> [SHORT EXERCISE]: Extract every line that includes the string "meeting".

+--

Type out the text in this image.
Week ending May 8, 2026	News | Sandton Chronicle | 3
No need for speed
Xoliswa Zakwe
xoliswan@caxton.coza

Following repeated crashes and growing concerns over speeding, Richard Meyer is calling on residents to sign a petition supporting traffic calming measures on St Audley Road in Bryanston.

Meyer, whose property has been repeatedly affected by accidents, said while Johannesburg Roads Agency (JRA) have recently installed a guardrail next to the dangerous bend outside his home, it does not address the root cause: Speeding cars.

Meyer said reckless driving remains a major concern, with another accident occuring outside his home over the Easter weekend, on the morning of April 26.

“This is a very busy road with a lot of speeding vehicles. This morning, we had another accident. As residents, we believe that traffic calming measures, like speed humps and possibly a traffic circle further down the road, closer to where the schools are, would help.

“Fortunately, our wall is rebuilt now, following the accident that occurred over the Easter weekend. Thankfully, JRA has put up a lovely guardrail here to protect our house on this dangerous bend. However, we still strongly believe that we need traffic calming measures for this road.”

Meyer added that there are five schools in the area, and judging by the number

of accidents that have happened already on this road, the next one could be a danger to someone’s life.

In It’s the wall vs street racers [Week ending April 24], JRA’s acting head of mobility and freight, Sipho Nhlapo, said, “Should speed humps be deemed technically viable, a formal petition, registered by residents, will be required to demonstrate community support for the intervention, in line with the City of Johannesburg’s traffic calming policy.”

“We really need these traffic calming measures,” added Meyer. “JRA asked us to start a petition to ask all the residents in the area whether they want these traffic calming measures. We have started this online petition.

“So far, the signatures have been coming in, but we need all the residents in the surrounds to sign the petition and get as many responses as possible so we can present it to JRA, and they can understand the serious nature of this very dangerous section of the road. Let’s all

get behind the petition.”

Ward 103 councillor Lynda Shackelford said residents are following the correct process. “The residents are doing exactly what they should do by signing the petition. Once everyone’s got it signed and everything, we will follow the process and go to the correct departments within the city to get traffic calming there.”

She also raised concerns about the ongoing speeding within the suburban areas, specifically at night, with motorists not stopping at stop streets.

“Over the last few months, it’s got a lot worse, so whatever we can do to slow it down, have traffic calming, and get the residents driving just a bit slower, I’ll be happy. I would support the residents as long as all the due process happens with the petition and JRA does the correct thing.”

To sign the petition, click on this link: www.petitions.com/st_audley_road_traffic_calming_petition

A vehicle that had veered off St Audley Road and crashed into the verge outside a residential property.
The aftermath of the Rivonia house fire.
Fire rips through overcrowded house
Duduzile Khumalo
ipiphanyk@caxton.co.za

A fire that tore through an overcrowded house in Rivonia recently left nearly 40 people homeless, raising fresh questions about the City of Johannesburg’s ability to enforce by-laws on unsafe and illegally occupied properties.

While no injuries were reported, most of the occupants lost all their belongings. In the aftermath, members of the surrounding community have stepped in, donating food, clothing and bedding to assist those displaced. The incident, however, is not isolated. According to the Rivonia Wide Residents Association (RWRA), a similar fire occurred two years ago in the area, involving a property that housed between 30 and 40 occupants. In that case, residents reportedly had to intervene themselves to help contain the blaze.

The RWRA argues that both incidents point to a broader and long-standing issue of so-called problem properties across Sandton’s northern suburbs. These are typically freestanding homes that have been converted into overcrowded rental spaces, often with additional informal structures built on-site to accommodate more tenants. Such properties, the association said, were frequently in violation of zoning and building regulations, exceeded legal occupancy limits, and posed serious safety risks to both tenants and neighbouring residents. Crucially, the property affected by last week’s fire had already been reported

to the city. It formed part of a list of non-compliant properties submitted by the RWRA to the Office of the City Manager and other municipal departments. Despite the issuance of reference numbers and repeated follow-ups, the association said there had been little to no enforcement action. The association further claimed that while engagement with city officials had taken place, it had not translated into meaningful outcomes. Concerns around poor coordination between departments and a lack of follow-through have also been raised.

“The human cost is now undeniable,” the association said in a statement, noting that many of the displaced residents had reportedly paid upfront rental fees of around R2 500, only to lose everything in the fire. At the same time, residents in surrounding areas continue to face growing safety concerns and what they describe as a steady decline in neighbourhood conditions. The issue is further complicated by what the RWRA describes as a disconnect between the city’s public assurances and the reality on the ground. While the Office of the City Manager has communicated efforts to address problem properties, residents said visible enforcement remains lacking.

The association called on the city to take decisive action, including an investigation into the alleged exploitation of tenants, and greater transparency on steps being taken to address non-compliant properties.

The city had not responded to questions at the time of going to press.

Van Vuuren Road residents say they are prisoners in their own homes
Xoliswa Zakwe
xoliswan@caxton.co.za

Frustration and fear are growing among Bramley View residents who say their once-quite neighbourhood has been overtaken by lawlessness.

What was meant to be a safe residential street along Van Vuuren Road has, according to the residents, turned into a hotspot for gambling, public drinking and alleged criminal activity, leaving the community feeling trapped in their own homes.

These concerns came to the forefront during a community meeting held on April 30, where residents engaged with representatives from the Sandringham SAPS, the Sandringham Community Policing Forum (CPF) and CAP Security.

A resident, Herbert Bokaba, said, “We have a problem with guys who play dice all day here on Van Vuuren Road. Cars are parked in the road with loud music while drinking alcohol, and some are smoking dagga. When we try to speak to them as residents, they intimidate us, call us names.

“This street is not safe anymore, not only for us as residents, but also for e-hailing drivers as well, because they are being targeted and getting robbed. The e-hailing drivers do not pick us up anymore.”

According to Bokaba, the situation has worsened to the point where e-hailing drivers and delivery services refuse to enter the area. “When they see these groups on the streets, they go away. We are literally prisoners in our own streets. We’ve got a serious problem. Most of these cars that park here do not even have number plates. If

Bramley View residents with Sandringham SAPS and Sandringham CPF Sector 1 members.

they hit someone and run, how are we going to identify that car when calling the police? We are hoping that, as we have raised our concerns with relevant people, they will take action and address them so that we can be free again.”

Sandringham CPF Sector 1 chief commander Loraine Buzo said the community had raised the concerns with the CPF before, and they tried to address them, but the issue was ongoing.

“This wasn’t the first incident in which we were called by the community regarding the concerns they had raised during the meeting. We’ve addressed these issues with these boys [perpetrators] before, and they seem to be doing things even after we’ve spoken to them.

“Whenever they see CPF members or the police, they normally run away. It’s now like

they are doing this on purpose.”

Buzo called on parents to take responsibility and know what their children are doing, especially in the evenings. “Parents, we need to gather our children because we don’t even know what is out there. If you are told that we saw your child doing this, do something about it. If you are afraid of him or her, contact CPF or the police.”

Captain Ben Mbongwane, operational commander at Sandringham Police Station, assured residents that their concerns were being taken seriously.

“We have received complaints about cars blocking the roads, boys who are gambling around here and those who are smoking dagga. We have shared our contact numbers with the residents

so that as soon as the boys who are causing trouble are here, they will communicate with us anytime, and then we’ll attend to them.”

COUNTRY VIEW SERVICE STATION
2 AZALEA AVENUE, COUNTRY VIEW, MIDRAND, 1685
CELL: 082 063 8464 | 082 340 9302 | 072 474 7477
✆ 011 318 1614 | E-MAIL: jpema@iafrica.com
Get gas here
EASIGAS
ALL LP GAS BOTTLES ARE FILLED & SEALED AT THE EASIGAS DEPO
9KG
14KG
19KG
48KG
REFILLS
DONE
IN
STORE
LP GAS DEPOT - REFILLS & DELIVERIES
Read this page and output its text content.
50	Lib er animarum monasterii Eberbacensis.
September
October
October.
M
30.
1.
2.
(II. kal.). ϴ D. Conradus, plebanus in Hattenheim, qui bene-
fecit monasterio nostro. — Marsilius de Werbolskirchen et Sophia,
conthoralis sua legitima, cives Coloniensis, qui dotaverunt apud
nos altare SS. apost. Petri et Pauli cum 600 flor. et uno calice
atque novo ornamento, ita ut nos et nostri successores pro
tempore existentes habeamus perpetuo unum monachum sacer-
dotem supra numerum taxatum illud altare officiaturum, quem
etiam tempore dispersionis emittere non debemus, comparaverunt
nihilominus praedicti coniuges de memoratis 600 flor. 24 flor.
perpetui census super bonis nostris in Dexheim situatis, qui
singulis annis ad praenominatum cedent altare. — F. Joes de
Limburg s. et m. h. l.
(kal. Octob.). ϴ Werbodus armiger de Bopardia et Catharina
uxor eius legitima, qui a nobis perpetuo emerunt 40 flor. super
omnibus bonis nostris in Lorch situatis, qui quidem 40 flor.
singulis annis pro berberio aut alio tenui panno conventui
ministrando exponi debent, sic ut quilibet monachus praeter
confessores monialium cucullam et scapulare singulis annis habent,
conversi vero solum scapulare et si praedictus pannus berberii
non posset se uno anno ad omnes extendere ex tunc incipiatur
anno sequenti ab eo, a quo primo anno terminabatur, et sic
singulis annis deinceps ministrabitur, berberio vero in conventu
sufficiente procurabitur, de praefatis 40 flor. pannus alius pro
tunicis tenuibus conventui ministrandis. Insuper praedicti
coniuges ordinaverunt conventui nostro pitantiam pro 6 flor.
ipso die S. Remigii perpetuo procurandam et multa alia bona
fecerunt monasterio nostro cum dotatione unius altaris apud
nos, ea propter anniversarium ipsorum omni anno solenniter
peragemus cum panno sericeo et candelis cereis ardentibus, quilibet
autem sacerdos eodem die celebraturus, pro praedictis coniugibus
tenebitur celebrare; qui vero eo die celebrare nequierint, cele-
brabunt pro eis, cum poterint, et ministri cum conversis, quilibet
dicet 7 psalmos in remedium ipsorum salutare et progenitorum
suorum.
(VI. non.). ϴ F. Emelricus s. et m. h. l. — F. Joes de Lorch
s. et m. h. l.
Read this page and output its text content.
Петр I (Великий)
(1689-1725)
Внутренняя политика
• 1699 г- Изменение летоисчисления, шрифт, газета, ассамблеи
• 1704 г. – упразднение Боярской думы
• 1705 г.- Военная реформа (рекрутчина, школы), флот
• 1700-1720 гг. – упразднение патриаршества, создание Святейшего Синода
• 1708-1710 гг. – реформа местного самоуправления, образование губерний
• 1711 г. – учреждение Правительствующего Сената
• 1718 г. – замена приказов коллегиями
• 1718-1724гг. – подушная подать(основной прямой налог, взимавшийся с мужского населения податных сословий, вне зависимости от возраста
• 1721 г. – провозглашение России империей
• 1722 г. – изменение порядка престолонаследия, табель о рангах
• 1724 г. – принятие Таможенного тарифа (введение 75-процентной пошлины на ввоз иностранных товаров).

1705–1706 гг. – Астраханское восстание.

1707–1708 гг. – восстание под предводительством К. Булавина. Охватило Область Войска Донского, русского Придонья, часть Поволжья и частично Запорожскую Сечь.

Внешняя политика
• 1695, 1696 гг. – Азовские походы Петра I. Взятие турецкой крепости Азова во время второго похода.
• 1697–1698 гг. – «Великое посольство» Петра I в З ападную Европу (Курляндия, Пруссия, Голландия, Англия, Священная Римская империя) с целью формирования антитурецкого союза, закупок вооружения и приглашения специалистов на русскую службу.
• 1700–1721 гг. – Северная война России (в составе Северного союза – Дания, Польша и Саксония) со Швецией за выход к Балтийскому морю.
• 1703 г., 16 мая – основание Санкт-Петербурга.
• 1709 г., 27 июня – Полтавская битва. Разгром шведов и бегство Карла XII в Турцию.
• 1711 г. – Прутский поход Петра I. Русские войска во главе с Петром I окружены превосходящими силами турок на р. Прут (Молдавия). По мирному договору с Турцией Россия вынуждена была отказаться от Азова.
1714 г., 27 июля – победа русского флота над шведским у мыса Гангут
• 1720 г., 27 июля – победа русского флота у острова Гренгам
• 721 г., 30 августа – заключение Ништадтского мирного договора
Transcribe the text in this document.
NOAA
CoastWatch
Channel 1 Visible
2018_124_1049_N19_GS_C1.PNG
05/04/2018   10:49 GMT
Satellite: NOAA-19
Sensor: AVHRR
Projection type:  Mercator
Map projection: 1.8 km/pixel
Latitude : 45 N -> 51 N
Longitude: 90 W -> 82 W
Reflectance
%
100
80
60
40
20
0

+--

> [SOLUTION]:
These concerns came to the forefront during a community meeting held on April 30, where residents engaged with representatives from the Sandringham SAPS, the Sandringham Community Policing Forum (CPF) and CAP Security.
“This wasn’t the first incident in which we were called by the community regarding the concerns they had raised during the meeting. We’ve addressed these issues with these boys [perpetrators] before, and they seem to be doing things even after we’ve spoken to them.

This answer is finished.